--- BEGIN RECORDS ---

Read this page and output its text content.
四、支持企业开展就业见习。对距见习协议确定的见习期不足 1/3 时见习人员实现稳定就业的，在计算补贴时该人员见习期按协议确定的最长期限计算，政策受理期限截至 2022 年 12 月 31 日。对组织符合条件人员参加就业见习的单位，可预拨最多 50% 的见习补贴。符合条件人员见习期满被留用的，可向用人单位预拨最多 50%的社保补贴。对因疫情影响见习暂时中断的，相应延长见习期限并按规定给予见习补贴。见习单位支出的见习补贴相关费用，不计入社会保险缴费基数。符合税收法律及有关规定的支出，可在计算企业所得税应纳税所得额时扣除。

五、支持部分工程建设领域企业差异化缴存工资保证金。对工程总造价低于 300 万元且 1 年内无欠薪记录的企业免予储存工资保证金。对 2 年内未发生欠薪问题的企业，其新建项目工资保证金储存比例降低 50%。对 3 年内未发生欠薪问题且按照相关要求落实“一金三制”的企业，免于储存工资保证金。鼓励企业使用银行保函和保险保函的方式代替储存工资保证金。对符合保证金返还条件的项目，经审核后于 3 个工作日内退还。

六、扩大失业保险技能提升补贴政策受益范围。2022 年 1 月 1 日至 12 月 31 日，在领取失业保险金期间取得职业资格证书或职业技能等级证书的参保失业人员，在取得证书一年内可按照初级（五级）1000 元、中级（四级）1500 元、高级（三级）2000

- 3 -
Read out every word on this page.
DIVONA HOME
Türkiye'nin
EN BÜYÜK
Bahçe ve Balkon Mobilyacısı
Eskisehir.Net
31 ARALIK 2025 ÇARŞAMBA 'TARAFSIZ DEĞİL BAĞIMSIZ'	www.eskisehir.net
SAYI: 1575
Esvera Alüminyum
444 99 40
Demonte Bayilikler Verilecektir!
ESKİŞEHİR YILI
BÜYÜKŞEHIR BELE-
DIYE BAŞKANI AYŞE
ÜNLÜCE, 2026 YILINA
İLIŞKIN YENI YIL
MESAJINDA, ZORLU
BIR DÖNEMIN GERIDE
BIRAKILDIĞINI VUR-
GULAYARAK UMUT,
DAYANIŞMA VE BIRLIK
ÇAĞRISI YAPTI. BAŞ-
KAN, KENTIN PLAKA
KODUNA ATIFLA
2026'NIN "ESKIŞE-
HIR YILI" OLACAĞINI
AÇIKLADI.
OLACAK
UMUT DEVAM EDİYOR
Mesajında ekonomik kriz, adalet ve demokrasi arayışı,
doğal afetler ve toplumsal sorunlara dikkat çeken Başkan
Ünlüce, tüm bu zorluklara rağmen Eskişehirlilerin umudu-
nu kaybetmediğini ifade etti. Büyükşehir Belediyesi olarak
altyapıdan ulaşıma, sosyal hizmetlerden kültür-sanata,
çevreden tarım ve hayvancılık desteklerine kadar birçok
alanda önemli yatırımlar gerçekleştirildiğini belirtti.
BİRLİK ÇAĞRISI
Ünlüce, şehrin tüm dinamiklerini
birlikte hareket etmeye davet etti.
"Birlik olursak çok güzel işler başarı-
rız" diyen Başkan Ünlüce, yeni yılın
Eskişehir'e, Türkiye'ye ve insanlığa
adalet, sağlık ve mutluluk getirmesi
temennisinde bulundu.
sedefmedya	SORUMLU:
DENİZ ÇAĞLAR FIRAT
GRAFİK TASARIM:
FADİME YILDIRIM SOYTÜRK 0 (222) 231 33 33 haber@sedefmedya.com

--- END RECORDS ---
--- BEGIN RECORDS ---

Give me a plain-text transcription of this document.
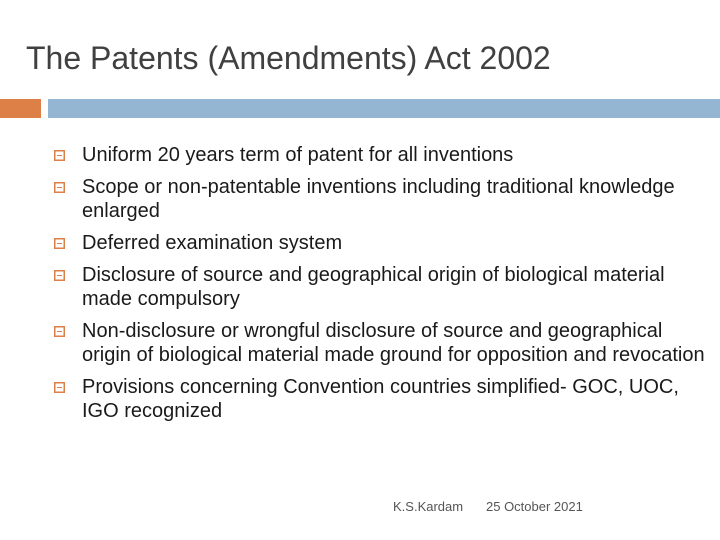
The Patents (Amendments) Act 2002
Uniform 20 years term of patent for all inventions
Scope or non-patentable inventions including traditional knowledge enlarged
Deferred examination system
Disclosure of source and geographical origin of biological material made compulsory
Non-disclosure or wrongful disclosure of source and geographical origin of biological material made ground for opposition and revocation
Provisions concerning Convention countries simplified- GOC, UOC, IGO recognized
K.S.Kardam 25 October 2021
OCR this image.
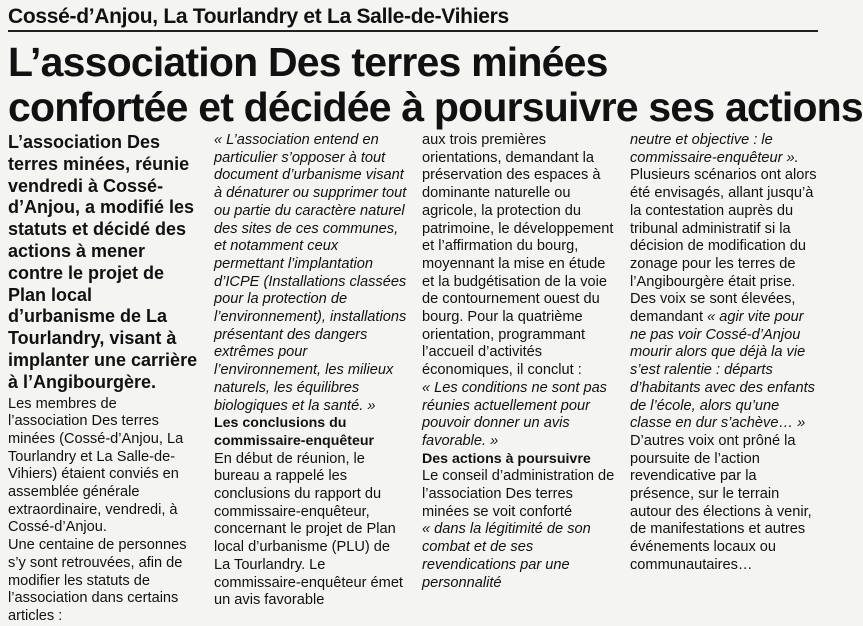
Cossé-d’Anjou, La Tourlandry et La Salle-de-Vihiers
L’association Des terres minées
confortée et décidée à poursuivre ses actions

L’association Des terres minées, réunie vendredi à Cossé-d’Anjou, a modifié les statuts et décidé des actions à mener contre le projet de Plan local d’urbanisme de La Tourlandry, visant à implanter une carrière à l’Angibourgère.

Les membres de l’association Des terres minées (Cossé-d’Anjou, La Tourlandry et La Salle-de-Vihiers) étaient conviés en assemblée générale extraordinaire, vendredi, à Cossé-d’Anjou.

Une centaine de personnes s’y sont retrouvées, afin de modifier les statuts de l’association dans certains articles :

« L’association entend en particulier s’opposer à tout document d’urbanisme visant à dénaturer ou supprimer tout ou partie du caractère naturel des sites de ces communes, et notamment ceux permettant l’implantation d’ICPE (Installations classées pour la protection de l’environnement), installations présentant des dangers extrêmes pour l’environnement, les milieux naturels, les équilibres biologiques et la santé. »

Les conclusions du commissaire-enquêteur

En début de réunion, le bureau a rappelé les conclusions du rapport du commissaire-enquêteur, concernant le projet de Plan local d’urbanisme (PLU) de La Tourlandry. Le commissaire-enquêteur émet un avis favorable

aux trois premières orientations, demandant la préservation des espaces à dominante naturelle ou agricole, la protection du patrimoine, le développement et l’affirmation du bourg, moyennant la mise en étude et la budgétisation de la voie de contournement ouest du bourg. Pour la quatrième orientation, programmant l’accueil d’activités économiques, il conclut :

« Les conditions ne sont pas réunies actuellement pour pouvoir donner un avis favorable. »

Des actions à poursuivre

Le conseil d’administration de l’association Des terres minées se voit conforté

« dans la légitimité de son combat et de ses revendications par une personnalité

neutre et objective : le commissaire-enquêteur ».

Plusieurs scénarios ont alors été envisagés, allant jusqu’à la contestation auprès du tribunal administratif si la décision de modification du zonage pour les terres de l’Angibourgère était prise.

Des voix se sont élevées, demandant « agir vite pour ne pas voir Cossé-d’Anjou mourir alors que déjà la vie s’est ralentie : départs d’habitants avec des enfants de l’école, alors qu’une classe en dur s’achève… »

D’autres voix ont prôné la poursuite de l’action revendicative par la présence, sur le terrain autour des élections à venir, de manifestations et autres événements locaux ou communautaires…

--- END RECORDS ---
--- BEGIN RECORDS ---

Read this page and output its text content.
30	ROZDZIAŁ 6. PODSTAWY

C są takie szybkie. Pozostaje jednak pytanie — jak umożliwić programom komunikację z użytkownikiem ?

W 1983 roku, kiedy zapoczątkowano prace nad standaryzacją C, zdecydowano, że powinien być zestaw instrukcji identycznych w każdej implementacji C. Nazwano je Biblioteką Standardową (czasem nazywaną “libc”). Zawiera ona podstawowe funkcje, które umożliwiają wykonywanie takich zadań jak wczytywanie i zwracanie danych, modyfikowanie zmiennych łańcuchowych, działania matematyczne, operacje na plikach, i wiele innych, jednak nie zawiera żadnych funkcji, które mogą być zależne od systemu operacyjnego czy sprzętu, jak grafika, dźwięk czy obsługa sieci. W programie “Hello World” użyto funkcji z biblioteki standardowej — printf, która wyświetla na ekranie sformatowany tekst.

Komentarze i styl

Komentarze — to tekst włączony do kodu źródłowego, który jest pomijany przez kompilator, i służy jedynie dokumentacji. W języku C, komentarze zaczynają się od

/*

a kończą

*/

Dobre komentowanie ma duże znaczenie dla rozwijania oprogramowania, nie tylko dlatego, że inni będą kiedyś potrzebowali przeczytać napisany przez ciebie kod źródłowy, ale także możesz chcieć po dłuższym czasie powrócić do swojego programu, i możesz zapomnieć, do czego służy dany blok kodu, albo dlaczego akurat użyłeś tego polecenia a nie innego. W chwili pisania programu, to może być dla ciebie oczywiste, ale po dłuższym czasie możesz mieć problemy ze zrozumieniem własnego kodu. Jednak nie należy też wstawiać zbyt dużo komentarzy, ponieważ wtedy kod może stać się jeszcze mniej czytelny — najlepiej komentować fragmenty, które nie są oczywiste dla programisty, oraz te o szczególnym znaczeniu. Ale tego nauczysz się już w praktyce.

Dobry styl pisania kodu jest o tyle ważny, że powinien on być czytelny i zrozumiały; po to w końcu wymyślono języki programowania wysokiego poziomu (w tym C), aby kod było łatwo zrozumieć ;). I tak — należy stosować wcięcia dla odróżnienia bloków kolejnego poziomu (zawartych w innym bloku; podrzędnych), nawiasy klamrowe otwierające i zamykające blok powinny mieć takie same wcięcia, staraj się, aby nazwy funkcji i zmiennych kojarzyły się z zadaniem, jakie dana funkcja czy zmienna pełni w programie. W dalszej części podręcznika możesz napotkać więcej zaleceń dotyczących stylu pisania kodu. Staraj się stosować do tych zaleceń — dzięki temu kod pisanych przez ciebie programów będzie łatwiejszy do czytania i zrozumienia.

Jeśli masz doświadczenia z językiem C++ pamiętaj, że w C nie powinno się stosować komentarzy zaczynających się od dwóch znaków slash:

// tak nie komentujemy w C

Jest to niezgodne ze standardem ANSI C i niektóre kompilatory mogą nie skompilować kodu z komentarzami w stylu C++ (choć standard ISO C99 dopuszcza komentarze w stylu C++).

--- END RECORDS ---

List every line above containing the word "inventions".

Uniform 20 years term of patent for all inventions
Scope or non-patentable inventions including traditional knowledge enlarged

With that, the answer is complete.